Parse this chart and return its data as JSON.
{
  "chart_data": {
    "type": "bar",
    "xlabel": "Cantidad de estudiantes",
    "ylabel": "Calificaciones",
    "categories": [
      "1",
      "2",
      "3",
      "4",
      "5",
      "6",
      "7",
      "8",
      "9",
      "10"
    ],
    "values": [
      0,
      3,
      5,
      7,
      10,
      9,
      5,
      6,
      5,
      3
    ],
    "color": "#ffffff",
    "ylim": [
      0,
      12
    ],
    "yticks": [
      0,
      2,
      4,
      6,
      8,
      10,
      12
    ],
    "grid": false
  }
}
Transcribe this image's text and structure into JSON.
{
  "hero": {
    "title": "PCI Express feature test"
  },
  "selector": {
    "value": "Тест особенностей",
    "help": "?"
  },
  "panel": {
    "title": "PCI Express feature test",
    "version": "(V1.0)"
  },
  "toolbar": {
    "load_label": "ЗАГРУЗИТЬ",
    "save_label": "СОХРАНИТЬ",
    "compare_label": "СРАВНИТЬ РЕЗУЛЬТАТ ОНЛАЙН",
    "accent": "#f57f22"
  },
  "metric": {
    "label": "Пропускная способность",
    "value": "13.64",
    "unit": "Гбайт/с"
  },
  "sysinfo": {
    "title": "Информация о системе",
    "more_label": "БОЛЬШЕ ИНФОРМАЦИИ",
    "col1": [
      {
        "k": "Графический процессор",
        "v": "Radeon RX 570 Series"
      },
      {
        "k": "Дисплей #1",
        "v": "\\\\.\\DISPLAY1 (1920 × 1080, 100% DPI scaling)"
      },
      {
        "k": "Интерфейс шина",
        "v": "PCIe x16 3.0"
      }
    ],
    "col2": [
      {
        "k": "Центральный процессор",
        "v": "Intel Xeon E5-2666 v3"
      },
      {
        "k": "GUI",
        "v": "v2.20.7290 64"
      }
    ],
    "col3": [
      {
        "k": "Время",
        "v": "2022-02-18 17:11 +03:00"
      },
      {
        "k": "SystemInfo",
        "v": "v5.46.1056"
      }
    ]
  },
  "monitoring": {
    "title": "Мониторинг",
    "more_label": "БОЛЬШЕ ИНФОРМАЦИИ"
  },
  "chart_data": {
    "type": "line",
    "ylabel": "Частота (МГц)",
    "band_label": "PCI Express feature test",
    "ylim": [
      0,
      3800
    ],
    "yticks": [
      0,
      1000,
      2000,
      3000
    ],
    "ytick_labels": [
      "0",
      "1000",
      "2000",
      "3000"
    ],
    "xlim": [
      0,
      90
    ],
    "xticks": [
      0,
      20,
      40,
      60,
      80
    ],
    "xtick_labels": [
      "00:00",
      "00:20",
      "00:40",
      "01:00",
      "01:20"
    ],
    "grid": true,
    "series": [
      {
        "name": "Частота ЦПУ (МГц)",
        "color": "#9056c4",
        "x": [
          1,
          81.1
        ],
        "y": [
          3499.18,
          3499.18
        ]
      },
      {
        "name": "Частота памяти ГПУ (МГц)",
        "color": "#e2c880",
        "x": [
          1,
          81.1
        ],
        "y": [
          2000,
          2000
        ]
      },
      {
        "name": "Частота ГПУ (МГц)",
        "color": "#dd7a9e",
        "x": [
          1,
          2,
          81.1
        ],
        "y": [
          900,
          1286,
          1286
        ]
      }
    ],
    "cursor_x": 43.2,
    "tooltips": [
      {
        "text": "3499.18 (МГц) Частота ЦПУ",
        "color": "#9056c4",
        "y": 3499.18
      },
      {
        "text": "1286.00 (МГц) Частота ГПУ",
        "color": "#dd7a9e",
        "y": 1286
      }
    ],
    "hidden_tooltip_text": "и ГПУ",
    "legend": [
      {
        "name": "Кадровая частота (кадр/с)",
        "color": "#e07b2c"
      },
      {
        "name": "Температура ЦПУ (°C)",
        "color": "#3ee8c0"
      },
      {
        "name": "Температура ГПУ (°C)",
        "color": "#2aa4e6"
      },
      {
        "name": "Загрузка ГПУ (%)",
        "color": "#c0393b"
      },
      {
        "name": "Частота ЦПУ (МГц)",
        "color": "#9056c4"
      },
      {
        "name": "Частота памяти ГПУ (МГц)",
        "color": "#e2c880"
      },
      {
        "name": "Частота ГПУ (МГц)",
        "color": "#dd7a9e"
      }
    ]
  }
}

★ ★ ★ ★

▶ [Your objective]: Copy each line above containing the string "БОЛЬШЕ".

▶ [Final result]:
    "more_label": "БОЛЬШЕ ИНФОРМАЦИИ",
    "more_label": "БОЛЬШЕ ИНФОРМАЦИИ"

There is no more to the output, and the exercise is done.